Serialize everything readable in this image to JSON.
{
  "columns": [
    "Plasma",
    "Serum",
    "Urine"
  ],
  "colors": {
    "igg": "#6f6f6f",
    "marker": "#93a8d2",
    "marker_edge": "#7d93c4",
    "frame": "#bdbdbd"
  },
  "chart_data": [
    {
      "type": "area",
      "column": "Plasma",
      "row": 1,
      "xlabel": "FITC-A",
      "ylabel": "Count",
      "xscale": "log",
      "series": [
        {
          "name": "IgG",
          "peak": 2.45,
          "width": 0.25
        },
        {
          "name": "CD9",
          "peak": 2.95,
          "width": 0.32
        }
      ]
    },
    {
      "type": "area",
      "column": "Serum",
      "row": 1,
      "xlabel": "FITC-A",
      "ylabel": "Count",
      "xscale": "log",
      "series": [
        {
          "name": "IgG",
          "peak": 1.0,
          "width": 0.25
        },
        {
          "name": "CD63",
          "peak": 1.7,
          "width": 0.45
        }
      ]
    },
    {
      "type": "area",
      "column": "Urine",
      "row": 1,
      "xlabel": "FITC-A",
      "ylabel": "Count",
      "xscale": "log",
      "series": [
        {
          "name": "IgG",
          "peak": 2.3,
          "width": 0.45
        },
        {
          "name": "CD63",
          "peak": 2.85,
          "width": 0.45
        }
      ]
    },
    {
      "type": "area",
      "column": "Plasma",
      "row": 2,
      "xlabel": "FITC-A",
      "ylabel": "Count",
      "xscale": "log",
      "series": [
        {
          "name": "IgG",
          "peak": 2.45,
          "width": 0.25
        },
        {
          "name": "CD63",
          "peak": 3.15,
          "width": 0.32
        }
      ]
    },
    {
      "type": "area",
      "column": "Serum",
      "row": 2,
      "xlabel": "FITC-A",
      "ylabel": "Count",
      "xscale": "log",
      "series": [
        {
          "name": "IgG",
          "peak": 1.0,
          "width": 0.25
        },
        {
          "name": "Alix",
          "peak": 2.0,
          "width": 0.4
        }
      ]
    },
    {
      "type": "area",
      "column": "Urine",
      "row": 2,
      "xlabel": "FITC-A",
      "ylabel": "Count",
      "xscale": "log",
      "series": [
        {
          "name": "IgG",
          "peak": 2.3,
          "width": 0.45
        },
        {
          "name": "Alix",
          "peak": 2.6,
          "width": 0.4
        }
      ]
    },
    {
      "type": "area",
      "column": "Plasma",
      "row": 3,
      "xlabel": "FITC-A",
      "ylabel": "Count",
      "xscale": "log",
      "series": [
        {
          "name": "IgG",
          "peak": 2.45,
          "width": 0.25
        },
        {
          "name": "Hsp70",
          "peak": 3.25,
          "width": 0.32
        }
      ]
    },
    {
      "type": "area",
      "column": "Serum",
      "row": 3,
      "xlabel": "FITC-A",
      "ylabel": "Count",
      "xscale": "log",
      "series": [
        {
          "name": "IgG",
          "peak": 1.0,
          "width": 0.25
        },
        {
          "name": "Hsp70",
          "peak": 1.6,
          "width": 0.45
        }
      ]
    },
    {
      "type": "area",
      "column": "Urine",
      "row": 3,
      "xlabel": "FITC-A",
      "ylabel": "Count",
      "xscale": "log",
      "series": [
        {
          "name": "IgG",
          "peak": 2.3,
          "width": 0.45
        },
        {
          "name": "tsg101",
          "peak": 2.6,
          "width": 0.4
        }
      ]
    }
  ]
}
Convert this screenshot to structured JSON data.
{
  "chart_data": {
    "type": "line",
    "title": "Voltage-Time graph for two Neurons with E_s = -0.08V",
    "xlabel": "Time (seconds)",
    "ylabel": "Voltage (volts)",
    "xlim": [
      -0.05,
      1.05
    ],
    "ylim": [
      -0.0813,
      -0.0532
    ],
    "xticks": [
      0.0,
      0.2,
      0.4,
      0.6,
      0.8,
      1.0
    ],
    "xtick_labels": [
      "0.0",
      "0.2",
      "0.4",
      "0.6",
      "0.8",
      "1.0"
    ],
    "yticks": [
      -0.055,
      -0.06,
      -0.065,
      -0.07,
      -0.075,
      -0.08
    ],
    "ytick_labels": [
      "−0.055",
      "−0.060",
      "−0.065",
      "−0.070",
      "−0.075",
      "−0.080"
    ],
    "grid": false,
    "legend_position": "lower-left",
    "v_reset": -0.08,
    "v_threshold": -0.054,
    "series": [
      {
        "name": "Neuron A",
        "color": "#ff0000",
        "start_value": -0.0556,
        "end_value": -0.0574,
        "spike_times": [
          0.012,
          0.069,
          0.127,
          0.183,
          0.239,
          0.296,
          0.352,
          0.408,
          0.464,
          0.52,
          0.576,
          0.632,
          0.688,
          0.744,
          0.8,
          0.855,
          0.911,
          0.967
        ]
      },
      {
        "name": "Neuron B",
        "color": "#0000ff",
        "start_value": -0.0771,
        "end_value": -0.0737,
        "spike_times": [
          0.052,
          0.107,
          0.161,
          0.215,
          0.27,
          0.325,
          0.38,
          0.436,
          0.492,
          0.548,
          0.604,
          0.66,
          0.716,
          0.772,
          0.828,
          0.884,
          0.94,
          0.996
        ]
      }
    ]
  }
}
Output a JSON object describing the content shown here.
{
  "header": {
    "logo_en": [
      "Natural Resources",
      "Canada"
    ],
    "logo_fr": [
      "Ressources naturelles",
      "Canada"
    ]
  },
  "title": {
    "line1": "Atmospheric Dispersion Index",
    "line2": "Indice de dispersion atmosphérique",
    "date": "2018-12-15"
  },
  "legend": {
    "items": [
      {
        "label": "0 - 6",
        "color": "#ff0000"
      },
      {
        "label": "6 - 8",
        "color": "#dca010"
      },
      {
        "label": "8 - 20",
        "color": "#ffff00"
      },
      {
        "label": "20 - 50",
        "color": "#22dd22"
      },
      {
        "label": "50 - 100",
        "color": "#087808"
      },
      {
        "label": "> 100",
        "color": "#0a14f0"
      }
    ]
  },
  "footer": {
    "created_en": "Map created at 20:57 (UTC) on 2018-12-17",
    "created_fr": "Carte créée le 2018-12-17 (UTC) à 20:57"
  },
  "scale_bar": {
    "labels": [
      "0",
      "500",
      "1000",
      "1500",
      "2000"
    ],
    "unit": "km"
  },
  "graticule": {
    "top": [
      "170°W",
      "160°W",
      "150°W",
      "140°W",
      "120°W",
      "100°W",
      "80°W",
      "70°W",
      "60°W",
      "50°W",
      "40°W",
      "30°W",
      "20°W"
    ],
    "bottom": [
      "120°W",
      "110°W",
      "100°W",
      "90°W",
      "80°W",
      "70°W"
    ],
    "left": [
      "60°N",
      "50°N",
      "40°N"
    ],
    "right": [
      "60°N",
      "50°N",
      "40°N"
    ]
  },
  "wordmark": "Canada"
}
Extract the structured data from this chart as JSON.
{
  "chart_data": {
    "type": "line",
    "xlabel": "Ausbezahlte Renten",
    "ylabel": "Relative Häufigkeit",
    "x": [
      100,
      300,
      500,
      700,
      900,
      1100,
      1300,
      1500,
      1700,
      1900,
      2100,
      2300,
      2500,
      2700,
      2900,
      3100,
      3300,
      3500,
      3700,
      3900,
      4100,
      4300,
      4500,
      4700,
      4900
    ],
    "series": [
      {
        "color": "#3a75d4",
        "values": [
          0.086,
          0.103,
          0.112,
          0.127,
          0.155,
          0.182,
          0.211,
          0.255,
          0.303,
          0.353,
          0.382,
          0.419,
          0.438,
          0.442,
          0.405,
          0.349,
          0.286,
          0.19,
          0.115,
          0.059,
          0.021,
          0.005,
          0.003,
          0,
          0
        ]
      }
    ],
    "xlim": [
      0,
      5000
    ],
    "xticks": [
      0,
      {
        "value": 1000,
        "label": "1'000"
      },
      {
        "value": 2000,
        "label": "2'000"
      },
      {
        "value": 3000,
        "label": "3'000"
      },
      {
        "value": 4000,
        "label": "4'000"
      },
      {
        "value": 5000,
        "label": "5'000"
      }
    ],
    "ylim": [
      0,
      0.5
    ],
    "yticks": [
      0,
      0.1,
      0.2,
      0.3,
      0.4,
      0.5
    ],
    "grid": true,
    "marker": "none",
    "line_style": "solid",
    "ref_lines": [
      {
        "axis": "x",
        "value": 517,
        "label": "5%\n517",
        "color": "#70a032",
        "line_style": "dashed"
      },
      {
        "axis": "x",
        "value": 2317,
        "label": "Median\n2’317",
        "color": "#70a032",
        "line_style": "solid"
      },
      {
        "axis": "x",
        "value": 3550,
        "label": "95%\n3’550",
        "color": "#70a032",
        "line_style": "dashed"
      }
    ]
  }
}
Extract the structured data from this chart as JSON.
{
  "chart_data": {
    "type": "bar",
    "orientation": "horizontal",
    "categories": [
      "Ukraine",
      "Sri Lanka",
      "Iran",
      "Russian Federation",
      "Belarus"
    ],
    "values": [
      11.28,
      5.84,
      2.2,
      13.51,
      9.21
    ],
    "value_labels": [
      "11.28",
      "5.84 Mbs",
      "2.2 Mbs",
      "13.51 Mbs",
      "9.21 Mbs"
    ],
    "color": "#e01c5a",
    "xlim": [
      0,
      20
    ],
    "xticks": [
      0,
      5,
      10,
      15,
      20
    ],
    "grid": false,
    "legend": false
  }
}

_AIM_. Return all lines of the material above in which the word "this" occurs.

_OUTPUT OF THE EXERCISE_.
Serialize everything readable in this image to JSON.
Convert this screenshot to structured JSON data.
Extract the structured data from this chart as JSON.
Extract the structured data from this chart as JSON.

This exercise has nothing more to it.